• _AIM_
Leave out every picture, then transcribe the rest of the listing exactly.

• _RECORD EXTRACTS_
** begin **
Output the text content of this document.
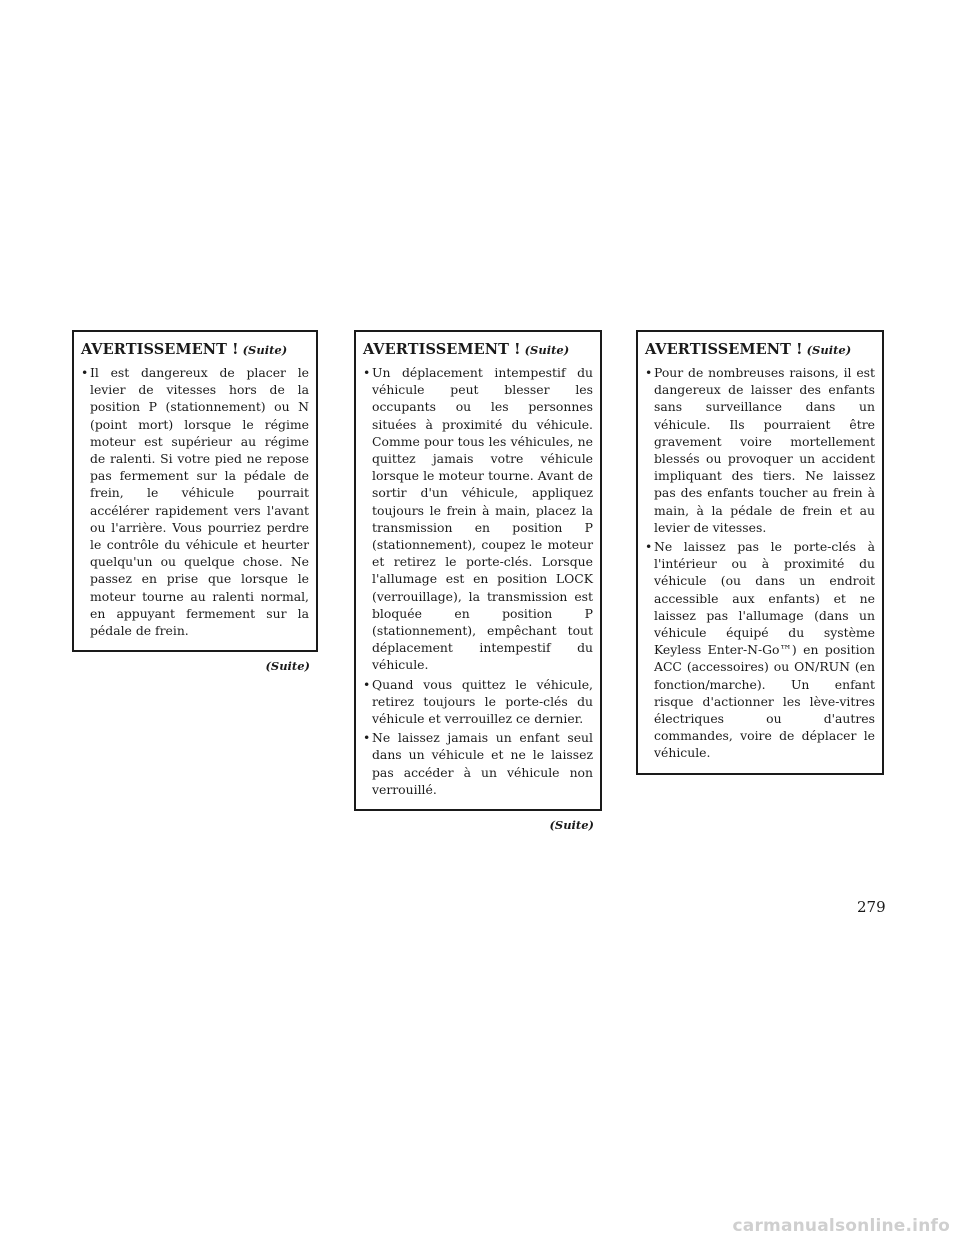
AVERTISSEMENT ! (Suite)
• Il est dangereux de placer le levier de vitesses hors de la position P (stationnement) ou N (point mort) lorsque le régime moteur est supérieur au régime de ralenti. Si votre pied ne repose pas fermement sur la pédale de frein, le véhicule pourrait accélérer rapidement vers l'avant ou l'arrière. Vous pourriez perdre le contrôle du véhicule et heurter quelqu'un ou quelque chose. Ne passez en prise que lorsque le moteur tourne au ralenti normal, en appuyant fermement sur la pédale de frein.
(Suite)
AVERTISSEMENT ! (Suite)
• Un déplacement intempestif du véhicule peut blesser les occupants ou les personnes situées à proximité du véhicule. Comme pour tous les véhicules, ne quittez jamais votre véhicule lorsque le moteur tourne. Avant de sortir d'un véhicule, appliquez toujours le frein à main, placez la transmission en position P (stationnement), coupez le moteur et retirez le porte-clés. Lorsque l'allumage est en position LOCK (verrouillage), la transmission est bloquée en position P (stationnement), empêchant tout déplacement intempestif du véhicule.
• Quand vous quittez le véhicule, retirez toujours le porte-clés du véhicule et verrouillez ce dernier.
• Ne laissez jamais un enfant seul dans un véhicule et ne le laissez pas accéder à un véhicule non verrouillé.
(Suite)
AVERTISSEMENT ! (Suite)
• Pour de nombreuses raisons, il est dangereux de laisser des enfants sans surveillance dans un véhicule. Ils pourraient être gravement voire mortellement blessés ou provoquer un accident impliquant des tiers. Ne laissez pas des enfants toucher au frein à main, à la pédale de frein et au levier de vitesses.
• Ne laissez pas le porte-clés à l'intérieur ou à proximité du véhicule (ou dans un endroit accessible aux enfants) et ne laissez pas l'allumage (dans un véhicule équipé du système Keyless Enter-N-Go™) en position ACC (accessoires) ou ON/RUN (en fonction/marche). Un enfant risque d'actionner les lève-vitres électriques ou d'autres commandes, voire de déplacer le véhicule.
279
carmanualsonline.info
** end **
• _EXERCISE OUTPUT_
Output the text content of this document.
AVERTISSEMENT ! (Suite)
• Il est dangereux de placer le levier de vitesses hors de la position P (stationnement) ou N (point mort) lorsque le régime moteur est supérieur au régime de ralenti. Si votre pied ne repose pas fermement sur la pédale de frein, le véhicule pourrait accélérer rapidement vers l'avant ou l'arrière. Vous pourriez perdre le contrôle du véhicule et heurter quelqu'un ou quelque chose. Ne passez en prise que lorsque le moteur tourne au ralenti normal, en appuyant fermement sur la pédale de frein.
(Suite)
AVERTISSEMENT ! (Suite)
• Un déplacement intempestif du véhicule peut blesser les occupants ou les personnes situées à proximité du véhicule. Comme pour tous les véhicules, ne quittez jamais votre véhicule lorsque le moteur tourne. Avant de sortir d'un véhicule, appliquez toujours le frein à main, placez la transmission en position P (stationnement), coupez le moteur et retirez le porte-clés. Lorsque l'allumage est en position LOCK (verrouillage), la transmission est bloquée en position P (stationnement), empêchant tout déplacement intempestif du véhicule.
• Quand vous quittez le véhicule, retirez toujours le porte-clés du véhicule et verrouillez ce dernier.
• Ne laissez jamais un enfant seul dans un véhicule et ne le laissez pas accéder à un véhicule non verrouillé.
(Suite)
AVERTISSEMENT ! (Suite)
• Pour de nombreuses raisons, il est dangereux de laisser des enfants sans surveillance dans un véhicule. Ils pourraient être gravement voire mortellement blessés ou provoquer un accident impliquant des tiers. Ne laissez pas des enfants toucher au frein à main, à la pédale de frein et au levier de vitesses.
• Ne laissez pas le porte-clés à l'intérieur ou à proximité du véhicule (ou dans un endroit accessible aux enfants) et ne laissez pas l'allumage (dans un véhicule équipé du système Keyless Enter-N-Go™) en position ACC (accessoires) ou ON/RUN (en fonction/marche). Un enfant risque d'actionner les lève-vitres électriques ou d'autres commandes, voire de déplacer le véhicule.
279
carmanualsonline.info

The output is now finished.